▸ **Exercise requirements**
Reproduce the records word for word, from the first line through the line that contains "p1-line-6: 提高资源利用效率。 — [188, 529, 450, 563]", including both of those lines.

[Element location data]
========================================

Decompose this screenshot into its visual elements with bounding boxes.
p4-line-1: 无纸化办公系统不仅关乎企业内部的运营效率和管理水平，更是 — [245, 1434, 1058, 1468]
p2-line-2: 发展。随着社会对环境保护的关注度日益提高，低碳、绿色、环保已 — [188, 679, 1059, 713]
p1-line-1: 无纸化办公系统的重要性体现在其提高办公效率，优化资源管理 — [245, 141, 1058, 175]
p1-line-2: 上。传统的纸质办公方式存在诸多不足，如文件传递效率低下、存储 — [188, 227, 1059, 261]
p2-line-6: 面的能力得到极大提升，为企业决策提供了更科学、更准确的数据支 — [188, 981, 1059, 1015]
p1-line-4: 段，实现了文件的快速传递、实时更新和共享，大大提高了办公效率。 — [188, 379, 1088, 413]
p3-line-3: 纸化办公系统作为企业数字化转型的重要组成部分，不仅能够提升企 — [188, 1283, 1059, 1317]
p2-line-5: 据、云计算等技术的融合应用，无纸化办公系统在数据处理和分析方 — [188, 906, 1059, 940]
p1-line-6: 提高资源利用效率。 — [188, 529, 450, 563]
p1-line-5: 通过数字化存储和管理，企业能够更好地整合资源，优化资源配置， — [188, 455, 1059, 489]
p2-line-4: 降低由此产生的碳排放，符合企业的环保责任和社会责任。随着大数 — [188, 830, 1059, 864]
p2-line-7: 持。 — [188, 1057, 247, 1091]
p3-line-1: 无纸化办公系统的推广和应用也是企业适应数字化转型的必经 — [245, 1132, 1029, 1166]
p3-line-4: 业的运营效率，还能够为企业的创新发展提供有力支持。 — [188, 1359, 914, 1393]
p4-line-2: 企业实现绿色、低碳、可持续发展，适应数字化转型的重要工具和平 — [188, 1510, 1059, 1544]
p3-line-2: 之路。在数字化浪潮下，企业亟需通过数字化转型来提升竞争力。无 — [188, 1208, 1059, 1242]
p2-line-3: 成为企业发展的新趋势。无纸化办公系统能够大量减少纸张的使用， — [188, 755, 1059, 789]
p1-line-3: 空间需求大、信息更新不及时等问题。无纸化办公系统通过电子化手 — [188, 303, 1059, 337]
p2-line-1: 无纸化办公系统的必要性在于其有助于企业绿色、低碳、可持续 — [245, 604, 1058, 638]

========================================

▸ **Solution for this exercise**
Decompose this screenshot into its visual elements with bounding boxes.
p4-line-1: 无纸化办公系统不仅关乎企业内部的运营效率和管理水平，更是 — [245, 1434, 1058, 1468]
p2-line-2: 发展。随着社会对环境保护的关注度日益提高，低碳、绿色、环保已 — [188, 679, 1059, 713]
p1-line-1: 无纸化办公系统的重要性体现在其提高办公效率，优化资源管理 — [245, 141, 1058, 175]
p1-line-2: 上。传统的纸质办公方式存在诸多不足，如文件传递效率低下、存储 — [188, 227, 1059, 261]
p2-line-6: 面的能力得到极大提升，为企业决策提供了更科学、更准确的数据支 — [188, 981, 1059, 1015]
p1-line-4: 段，实现了文件的快速传递、实时更新和共享，大大提高了办公效率。 — [188, 379, 1088, 413]
p3-line-3: 纸化办公系统作为企业数字化转型的重要组成部分，不仅能够提升企 — [188, 1283, 1059, 1317]
p2-line-5: 据、云计算等技术的融合应用，无纸化办公系统在数据处理和分析方 — [188, 906, 1059, 940]
p1-line-6: 提高资源利用效率。 — [188, 529, 450, 563]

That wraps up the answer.